Dataset items
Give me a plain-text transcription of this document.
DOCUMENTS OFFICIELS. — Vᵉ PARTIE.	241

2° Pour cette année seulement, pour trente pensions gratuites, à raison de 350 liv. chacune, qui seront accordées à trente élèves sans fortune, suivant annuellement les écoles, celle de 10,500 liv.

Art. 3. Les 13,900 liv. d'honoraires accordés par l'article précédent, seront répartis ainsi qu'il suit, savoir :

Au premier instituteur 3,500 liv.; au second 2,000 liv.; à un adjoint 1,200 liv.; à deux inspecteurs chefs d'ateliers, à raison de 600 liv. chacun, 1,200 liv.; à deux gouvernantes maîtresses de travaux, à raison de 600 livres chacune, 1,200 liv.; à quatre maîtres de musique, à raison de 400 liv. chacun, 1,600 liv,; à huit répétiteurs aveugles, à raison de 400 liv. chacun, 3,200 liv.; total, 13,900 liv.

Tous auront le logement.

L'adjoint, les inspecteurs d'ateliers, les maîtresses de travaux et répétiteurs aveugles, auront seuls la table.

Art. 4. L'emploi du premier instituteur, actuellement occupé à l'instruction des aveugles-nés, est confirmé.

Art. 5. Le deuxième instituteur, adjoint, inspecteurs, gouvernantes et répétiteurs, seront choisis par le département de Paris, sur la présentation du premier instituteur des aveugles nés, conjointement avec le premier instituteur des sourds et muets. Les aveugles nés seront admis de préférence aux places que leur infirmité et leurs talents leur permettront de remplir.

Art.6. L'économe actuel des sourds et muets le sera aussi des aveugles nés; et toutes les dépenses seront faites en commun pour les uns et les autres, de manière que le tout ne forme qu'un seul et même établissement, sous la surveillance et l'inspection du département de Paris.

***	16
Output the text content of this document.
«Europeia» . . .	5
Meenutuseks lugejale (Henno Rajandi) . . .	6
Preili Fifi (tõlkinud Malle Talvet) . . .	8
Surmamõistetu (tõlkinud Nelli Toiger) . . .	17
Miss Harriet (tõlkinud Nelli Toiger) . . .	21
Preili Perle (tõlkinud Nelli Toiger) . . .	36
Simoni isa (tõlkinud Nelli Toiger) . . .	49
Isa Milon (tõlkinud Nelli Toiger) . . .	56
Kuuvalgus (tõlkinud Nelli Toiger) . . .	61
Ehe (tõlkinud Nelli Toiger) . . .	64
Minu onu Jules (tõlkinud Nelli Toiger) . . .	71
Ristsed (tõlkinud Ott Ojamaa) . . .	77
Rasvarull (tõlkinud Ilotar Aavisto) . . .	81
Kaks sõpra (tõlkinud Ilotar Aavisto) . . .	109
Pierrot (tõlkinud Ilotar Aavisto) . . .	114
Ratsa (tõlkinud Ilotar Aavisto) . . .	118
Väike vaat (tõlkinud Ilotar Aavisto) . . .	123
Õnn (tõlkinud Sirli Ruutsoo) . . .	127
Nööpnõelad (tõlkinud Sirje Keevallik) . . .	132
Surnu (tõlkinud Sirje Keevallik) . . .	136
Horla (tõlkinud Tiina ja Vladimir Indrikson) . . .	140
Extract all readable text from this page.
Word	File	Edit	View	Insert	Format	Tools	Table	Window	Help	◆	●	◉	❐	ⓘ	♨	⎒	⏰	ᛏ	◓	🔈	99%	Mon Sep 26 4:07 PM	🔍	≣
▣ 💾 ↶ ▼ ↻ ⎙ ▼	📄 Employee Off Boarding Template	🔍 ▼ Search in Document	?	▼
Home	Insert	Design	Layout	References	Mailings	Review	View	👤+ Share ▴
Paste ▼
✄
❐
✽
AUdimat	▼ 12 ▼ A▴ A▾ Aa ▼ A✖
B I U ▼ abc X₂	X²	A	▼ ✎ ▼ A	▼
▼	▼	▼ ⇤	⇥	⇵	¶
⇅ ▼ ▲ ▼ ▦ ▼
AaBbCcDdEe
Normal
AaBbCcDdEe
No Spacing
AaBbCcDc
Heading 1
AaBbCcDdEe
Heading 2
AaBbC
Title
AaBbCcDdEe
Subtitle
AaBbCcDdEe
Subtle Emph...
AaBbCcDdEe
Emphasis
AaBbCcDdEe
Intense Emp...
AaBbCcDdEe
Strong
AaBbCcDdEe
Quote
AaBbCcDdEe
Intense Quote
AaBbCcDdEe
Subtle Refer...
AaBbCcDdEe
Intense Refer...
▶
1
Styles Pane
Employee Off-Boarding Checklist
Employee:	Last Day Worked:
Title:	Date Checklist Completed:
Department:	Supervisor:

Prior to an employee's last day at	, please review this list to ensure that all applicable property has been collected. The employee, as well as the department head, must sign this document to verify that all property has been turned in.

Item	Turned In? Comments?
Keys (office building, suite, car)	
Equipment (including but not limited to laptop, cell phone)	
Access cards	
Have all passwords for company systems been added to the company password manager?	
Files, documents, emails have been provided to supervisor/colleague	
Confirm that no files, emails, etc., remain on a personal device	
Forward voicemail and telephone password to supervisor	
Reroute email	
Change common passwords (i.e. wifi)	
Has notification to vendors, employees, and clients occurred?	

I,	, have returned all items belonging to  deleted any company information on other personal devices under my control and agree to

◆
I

YOUR INSTRUCTIONS:
Set down every line of the listing above again, exactly as given.

EXERCISE ANSWER:
Give me a plain-text transcription of this document.
DOCUMENTS OFFICIELS. — Vᵉ PARTIE.	241

2° Pour cette année seulement, pour trente pensions gratuites, à raison de 350 liv. chacune, qui seront accordées à trente élèves sans fortune, suivant annuellement les écoles, celle de 10,500 liv.

Art. 3. Les 13,900 liv. d'honoraires accordés par l'article précédent, seront répartis ainsi qu'il suit, savoir :

Au premier instituteur 3,500 liv.; au second 2,000 liv.; à un adjoint 1,200 liv.; à deux inspecteurs chefs d'ateliers, à raison de 600 liv. chacun, 1,200 liv.; à deux gouvernantes maîtresses de travaux, à raison de 600 livres chacune, 1,200 liv.; à quatre maîtres de musique, à raison de 400 liv. chacun, 1,600 liv,; à huit répétiteurs aveugles, à raison de 400 liv. chacun, 3,200 liv.; total, 13,900 liv.

Tous auront le logement.

L'adjoint, les inspecteurs d'ateliers, les maîtresses de travaux et répétiteurs aveugles, auront seuls la table.

Art. 4. L'emploi du premier instituteur, actuellement occupé à l'instruction des aveugles-nés, est confirmé.

Art. 5. Le deuxième instituteur, adjoint, inspecteurs, gouvernantes et répétiteurs, seront choisis par le département de Paris, sur la présentation du premier instituteur des aveugles nés, conjointement avec le premier instituteur des sourds et muets. Les aveugles nés seront admis de préférence aux places que leur infirmité et leurs talents leur permettront de remplir.

Art.6. L'économe actuel des sourds et muets le sera aussi des aveugles nés; et toutes les dépenses seront faites en commun pour les uns et les autres, de manière que le tout ne forme qu'un seul et même établissement, sous la surveillance et l'inspection du département de Paris.

***	16
Output the text content of this document.
«Europeia» . . .	5
Meenutuseks lugejale (Henno Rajandi) . . .	6
Preili Fifi (tõlkinud Malle Talvet) . . .	8
Surmamõistetu (tõlkinud Nelli Toiger) . . .	17
Miss Harriet (tõlkinud Nelli Toiger) . . .	21
Preili Perle (tõlkinud Nelli Toiger) . . .	36
Simoni isa (tõlkinud Nelli Toiger) . . .	49
Isa Milon (tõlkinud Nelli Toiger) . . .	56
Kuuvalgus (tõlkinud Nelli Toiger) . . .	61
Ehe (tõlkinud Nelli Toiger) . . .	64
Minu onu Jules (tõlkinud Nelli Toiger) . . .	71
Ristsed (tõlkinud Ott Ojamaa) . . .	77
Rasvarull (tõlkinud Ilotar Aavisto) . . .	81
Kaks sõpra (tõlkinud Ilotar Aavisto) . . .	109
Pierrot (tõlkinud Ilotar Aavisto) . . .	114
Ratsa (tõlkinud Ilotar Aavisto) . . .	118
Väike vaat (tõlkinud Ilotar Aavisto) . . .	123
Õnn (tõlkinud Sirli Ruutsoo) . . .	127
Nööpnõelad (tõlkinud Sirje Keevallik) . . .	132
Surnu (tõlkinud Sirje Keevallik) . . .	136
Horla (tõlkinud Tiina ja Vladimir Indrikson) . . .	140
Extract all readable text from this page.
Word	File	Edit	View	Insert	Format	Tools	Table	Window	Help	◆	●	◉	❐	ⓘ	♨	⎒	⏰	ᛏ	◓	🔈	99%	Mon Sep 26 4:07 PM	🔍	≣
▣ 💾 ↶ ▼ ↻ ⎙ ▼	📄 Employee Off Boarding Template	🔍 ▼ Search in Document	?	▼
Home	Insert	Design	Layout	References	Mailings	Review	View	👤+ Share ▴
Paste ▼
✄
❐
✽
AUdimat	▼ 12 ▼ A▴ A▾ Aa ▼ A✖
B I U ▼ abc X₂	X²	A	▼ ✎ ▼ A	▼
▼	▼	▼ ⇤	⇥	⇵	¶
⇅ ▼ ▲ ▼ ▦ ▼
AaBbCcDdEe
Normal
AaBbCcDdEe
No Spacing
AaBbCcDc
Heading 1
AaBbCcDdEe
Heading 2
AaBbC
Title
AaBbCcDdEe
Subtitle
AaBbCcDdEe
Subtle Emph...
AaBbCcDdEe
Emphasis
AaBbCcDdEe
Intense Emp...
AaBbCcDdEe
Strong
AaBbCcDdEe
Quote
AaBbCcDdEe
Intense Quote
AaBbCcDdEe
Subtle Refer...
AaBbCcDdEe
Intense Refer...
▶
1
Styles Pane
Employee Off-Boarding Checklist
Employee:	Last Day Worked:
Title:	Date Checklist Completed:
Department:	Supervisor:

Prior to an employee's last day at	, please review this list to ensure that all applicable property has been collected. The employee, as well as the department head, must sign this document to verify that all property has been turned in.

Item	Turned In? Comments?
Keys (office building, suite, car)	
Equipment (including but not limited to laptop, cell phone)	
Access cards	
Have all passwords for company systems been added to the company password manager?	
Files, documents, emails have been provided to supervisor/colleague	
Confirm that no files, emails, etc., remain on a personal device	
Forward voicemail and telephone password to supervisor	
Reroute email	
Change common passwords (i.e. wifi)	
Has notification to vendors, employees, and clients occurred?	

I,	, have returned all items belonging to  deleted any company information on other personal devices under my control and agree to

◆
I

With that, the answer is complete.